## [WHAT YOU SHOULD DO]
Output every record below precisely as it is written.

## [SOURCE RECORDS]
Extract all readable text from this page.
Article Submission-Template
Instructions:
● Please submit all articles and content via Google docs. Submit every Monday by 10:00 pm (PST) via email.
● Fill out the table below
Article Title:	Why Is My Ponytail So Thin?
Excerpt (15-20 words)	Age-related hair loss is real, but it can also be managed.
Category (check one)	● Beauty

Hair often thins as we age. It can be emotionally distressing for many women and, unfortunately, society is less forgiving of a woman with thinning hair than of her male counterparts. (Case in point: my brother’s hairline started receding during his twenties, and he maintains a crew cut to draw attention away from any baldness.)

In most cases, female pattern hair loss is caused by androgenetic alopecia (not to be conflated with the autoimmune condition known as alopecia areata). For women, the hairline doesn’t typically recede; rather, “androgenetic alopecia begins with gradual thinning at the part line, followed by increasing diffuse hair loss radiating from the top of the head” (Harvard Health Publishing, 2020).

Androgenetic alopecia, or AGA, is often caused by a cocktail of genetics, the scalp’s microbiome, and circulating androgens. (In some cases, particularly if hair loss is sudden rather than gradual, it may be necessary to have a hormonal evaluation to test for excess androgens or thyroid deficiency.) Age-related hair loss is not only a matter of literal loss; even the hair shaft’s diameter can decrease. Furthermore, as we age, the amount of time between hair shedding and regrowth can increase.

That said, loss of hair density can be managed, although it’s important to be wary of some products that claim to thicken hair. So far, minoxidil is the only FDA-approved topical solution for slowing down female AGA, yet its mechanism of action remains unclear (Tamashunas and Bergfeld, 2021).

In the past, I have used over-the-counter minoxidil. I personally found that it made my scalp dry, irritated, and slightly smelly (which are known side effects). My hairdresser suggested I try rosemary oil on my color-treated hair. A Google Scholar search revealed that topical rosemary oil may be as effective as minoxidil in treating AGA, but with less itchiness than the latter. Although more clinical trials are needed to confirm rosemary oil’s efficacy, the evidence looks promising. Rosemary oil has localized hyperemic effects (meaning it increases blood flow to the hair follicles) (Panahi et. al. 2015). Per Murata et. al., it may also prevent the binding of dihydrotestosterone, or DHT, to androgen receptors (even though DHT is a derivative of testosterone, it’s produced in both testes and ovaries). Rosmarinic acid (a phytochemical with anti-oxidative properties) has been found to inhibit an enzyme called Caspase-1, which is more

## [WORKED SOLUTION]
Extract all readable text from this page.
Article Submission-Template
Instructions:
● Please submit all articles and content via Google docs. Submit every Monday by 10:00 pm (PST) via email.
● Fill out the table below
Article Title:	Why Is My Ponytail So Thin?
Excerpt (15-20 words)	Age-related hair loss is real, but it can also be managed.
Category (check one)	● Beauty

Hair often thins as we age. It can be emotionally distressing for many women and, unfortunately, society is less forgiving of a woman with thinning hair than of her male counterparts. (Case in point: my brother’s hairline started receding during his twenties, and he maintains a crew cut to draw attention away from any baldness.)

In most cases, female pattern hair loss is caused by androgenetic alopecia (not to be conflated with the autoimmune condition known as alopecia areata). For women, the hairline doesn’t typically recede; rather, “androgenetic alopecia begins with gradual thinning at the part line, followed by increasing diffuse hair loss radiating from the top of the head” (Harvard Health Publishing, 2020).

Androgenetic alopecia, or AGA, is often caused by a cocktail of genetics, the scalp’s microbiome, and circulating androgens. (In some cases, particularly if hair loss is sudden rather than gradual, it may be necessary to have a hormonal evaluation to test for excess androgens or thyroid deficiency.) Age-related hair loss is not only a matter of literal loss; even the hair shaft’s diameter can decrease. Furthermore, as we age, the amount of time between hair shedding and regrowth can increase.

That said, loss of hair density can be managed, although it’s important to be wary of some products that claim to thicken hair. So far, minoxidil is the only FDA-approved topical solution for slowing down female AGA, yet its mechanism of action remains unclear (Tamashunas and Bergfeld, 2021).

In the past, I have used over-the-counter minoxidil. I personally found that it made my scalp dry, irritated, and slightly smelly (which are known side effects). My hairdresser suggested I try rosemary oil on my color-treated hair. A Google Scholar search revealed that topical rosemary oil may be as effective as minoxidil in treating AGA, but with less itchiness than the latter. Although more clinical trials are needed to confirm rosemary oil’s efficacy, the evidence looks promising. Rosemary oil has localized hyperemic effects (meaning it increases blood flow to the hair follicles) (Panahi et. al. 2015). Per Murata et. al., it may also prevent the binding of dihydrotestosterone, or DHT, to androgen receptors (even though DHT is a derivative of testosterone, it’s produced in both testes and ovaries). Rosmarinic acid (a phytochemical with anti-oxidative properties) has been found to inhibit an enzyme called Caspase-1, which is more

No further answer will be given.